■ BRIEF
Gather, from the data below, each line in which the word "this" occurs.

[Dataset items]
▶
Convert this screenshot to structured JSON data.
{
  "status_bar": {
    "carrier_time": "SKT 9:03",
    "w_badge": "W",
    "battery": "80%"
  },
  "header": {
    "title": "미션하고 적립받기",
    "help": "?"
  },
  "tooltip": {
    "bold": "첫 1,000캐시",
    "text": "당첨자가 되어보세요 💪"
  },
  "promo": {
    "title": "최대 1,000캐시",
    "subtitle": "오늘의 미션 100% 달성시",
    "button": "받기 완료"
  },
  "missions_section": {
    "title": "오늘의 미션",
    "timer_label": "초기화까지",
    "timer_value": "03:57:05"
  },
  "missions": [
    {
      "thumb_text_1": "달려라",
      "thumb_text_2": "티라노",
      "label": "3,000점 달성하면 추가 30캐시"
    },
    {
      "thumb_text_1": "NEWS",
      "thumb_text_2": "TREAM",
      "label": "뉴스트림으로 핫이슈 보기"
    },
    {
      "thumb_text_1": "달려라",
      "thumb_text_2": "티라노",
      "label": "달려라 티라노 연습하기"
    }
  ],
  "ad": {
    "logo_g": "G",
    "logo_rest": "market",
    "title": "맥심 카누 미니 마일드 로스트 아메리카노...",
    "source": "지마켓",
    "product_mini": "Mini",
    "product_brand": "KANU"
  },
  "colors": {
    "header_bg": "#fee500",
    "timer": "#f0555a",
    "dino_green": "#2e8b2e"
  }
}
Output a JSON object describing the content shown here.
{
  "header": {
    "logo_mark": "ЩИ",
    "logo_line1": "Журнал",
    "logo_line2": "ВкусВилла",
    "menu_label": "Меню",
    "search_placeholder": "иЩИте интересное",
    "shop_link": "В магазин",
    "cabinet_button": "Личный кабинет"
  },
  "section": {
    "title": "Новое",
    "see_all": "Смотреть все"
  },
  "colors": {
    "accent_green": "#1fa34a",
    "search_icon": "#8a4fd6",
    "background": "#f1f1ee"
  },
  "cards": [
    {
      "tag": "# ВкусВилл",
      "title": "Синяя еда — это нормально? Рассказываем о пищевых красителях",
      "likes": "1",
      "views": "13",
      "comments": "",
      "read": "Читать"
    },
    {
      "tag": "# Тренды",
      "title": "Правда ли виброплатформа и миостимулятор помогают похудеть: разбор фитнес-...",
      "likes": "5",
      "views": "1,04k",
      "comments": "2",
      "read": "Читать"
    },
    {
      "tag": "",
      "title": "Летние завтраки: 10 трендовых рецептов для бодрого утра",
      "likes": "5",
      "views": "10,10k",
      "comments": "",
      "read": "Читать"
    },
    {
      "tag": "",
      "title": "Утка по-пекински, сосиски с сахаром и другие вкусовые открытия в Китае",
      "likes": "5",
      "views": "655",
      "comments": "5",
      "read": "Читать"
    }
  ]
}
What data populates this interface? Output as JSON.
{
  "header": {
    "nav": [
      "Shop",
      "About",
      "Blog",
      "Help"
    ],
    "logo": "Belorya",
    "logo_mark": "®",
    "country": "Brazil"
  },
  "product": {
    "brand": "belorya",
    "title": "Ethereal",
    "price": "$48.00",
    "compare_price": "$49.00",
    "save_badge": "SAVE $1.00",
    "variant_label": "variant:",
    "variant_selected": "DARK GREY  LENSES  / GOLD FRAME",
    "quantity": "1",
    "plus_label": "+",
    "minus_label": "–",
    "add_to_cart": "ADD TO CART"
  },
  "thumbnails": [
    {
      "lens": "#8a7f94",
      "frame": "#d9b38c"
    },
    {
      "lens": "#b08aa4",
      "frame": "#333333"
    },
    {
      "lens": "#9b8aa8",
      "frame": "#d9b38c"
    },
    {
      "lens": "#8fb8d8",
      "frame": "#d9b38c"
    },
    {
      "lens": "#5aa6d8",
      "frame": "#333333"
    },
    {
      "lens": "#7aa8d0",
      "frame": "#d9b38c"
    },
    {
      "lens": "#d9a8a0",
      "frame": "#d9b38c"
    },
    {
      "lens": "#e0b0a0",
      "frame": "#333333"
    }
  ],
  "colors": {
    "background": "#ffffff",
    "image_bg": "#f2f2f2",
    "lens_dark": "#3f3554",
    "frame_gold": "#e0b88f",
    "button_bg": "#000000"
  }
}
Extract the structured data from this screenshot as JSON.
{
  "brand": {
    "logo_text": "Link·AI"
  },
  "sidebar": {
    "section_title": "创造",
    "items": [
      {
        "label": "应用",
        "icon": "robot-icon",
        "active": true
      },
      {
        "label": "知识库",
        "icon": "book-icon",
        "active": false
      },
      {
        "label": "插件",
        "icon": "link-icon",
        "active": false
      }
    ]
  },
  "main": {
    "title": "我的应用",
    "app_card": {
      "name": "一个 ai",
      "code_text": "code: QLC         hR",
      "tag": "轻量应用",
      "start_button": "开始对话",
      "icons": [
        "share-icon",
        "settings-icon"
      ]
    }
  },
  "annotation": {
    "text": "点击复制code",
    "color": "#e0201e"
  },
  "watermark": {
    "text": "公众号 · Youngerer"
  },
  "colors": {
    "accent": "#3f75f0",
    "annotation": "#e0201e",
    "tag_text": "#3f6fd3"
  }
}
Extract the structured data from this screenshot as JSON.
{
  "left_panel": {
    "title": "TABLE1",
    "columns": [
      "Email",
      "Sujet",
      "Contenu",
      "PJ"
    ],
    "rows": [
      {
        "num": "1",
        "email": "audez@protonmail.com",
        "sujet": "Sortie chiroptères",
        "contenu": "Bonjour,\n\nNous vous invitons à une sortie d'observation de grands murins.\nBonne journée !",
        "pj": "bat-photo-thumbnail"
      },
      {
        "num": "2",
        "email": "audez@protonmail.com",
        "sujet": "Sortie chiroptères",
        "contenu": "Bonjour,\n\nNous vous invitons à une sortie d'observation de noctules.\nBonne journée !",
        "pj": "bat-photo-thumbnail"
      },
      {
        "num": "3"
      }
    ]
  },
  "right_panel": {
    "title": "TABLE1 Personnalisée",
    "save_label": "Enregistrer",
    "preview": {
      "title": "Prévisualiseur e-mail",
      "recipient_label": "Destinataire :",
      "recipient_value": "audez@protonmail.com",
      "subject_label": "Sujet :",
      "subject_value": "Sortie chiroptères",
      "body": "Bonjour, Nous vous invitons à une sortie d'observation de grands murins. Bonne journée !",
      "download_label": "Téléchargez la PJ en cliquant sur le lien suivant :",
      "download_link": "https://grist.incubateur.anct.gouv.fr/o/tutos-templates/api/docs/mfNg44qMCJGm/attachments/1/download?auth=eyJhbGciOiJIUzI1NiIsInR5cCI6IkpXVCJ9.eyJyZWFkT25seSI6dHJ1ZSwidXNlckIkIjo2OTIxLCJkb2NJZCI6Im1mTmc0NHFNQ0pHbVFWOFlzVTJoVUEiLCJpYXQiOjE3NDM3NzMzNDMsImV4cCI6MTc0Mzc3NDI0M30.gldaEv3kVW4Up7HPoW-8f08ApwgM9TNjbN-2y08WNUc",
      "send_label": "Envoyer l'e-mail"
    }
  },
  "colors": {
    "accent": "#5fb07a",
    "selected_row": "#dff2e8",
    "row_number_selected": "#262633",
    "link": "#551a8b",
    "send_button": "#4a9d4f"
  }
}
◀
■ EXPECTED OUTPUT
Convert this screenshot to structured JSON data.
What data populates this interface? Output as JSON.
Extract the structured data from this screenshot as JSON.
Extract the structured data from this screenshot as JSON.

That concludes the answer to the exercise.